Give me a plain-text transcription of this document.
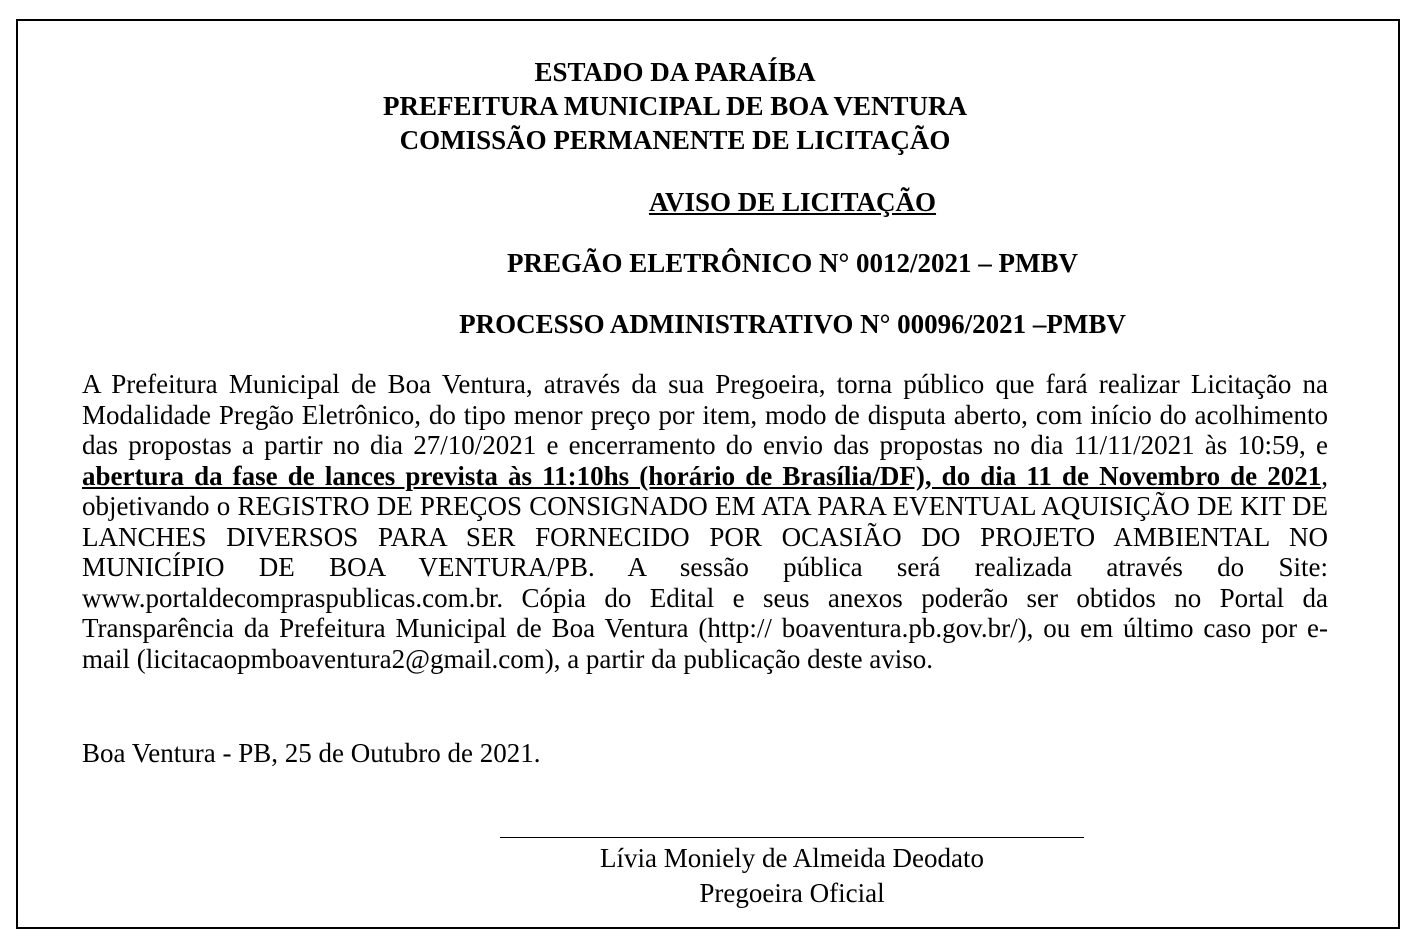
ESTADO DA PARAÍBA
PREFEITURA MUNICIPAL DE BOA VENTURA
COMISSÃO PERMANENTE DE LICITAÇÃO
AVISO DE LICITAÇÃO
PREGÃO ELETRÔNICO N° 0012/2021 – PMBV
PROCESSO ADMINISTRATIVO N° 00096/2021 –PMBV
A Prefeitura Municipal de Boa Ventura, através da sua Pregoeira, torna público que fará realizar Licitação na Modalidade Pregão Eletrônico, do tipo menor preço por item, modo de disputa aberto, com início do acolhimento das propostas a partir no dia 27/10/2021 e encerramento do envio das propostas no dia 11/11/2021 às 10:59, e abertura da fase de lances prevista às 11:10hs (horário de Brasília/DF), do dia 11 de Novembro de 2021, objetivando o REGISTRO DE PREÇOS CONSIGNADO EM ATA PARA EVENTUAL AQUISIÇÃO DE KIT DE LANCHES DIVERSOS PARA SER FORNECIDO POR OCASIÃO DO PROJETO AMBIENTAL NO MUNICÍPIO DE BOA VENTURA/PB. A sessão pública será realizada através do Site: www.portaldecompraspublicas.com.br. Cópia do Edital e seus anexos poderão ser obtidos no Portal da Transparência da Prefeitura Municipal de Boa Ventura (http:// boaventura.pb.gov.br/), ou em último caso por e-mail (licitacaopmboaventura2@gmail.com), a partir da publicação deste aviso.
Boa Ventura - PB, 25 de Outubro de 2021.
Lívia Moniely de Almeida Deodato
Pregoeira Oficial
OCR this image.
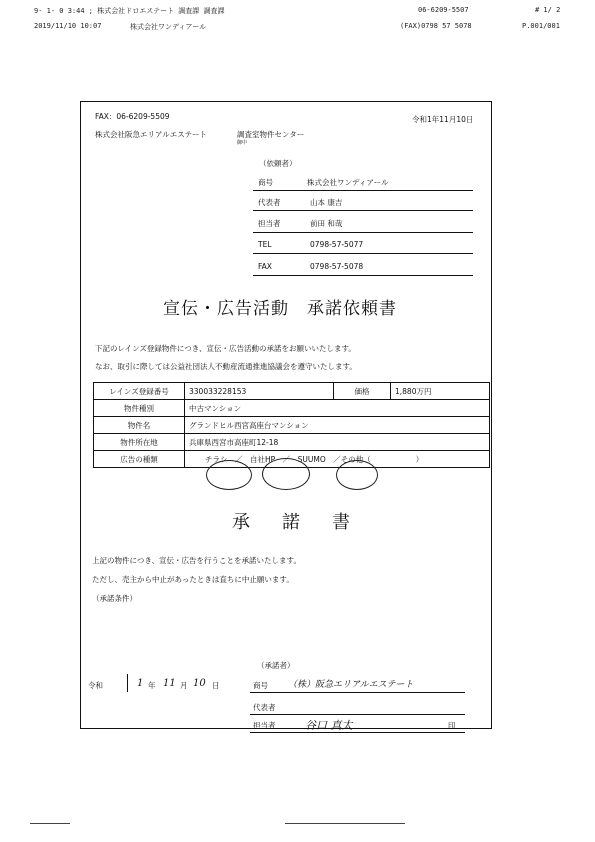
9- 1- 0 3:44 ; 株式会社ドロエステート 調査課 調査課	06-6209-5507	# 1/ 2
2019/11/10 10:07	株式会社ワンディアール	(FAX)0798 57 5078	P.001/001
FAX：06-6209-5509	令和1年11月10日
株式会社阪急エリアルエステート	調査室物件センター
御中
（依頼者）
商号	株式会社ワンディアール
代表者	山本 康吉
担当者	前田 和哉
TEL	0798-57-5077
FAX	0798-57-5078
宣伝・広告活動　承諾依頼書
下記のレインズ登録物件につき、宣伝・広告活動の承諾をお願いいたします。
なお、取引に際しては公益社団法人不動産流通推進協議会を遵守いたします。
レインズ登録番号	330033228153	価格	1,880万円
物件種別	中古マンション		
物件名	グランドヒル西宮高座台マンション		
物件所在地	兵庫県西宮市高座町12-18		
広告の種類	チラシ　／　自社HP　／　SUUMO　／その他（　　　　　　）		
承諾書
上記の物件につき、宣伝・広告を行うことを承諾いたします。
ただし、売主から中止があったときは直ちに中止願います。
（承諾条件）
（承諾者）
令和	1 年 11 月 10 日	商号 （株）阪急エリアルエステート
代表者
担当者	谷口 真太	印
──────────────────────────────
Problem to work on | Return each line from the material above exactly, but not the pictures.

Exercise result |
Give me a plain-text transcription of this document.
ESTADO DA PARAÍBA
PREFEITURA MUNICIPAL DE BOA VENTURA
COMISSÃO PERMANENTE DE LICITAÇÃO
AVISO DE LICITAÇÃO
PREGÃO ELETRÔNICO N° 0012/2021 – PMBV
PROCESSO ADMINISTRATIVO N° 00096/2021 –PMBV
A Prefeitura Municipal de Boa Ventura, através da sua Pregoeira, torna público que fará realizar Licitação na Modalidade Pregão Eletrônico, do tipo menor preço por item, modo de disputa aberto, com início do acolhimento das propostas a partir no dia 27/10/2021 e encerramento do envio das propostas no dia 11/11/2021 às 10:59, e abertura da fase de lances prevista às 11:10hs (horário de Brasília/DF), do dia 11 de Novembro de 2021, objetivando o REGISTRO DE PREÇOS CONSIGNADO EM ATA PARA EVENTUAL AQUISIÇÃO DE KIT DE LANCHES DIVERSOS PARA SER FORNECIDO POR OCASIÃO DO PROJETO AMBIENTAL NO MUNICÍPIO DE BOA VENTURA/PB. A sessão pública será realizada através do Site: www.portaldecompraspublicas.com.br. Cópia do Edital e seus anexos poderão ser obtidos no Portal da Transparência da Prefeitura Municipal de Boa Ventura (http:// boaventura.pb.gov.br/), ou em último caso por e-mail (licitacaopmboaventura2@gmail.com), a partir da publicação deste aviso.
Boa Ventura - PB, 25 de Outubro de 2021.
Lívia Moniely de Almeida Deodato
Pregoeira Oficial
OCR this image.
9- 1- 0 3:44 ; 株式会社ドロエステート 調査課 調査課	06-6209-5507	# 1/ 2
2019/11/10 10:07	株式会社ワンディアール	(FAX)0798 57 5078	P.001/001
FAX：06-6209-5509	令和1年11月10日
株式会社阪急エリアルエステート	調査室物件センター
御中
（依頼者）
商号	株式会社ワンディアール
代表者	山本 康吉
担当者	前田 和哉
TEL	0798-57-5077
FAX	0798-57-5078
宣伝・広告活動　承諾依頼書
下記のレインズ登録物件につき、宣伝・広告活動の承諾をお願いいたします。
なお、取引に際しては公益社団法人不動産流通推進協議会を遵守いたします。
レインズ登録番号	330033228153	価格	1,880万円
物件種別	中古マンション		
物件名	グランドヒル西宮高座台マンション		
物件所在地	兵庫県西宮市高座町12-18		
広告の種類	チラシ　／　自社HP　／　SUUMO　／その他（　　　　　　）		
承諾書
上記の物件につき、宣伝・広告を行うことを承諾いたします。
ただし、売主から中止があったときは直ちに中止願います。
（承諾条件）
（承諾者）
令和	1 年 11 月 10 日	商号 （株）阪急エリアルエステート
代表者
担当者	谷口 真太	印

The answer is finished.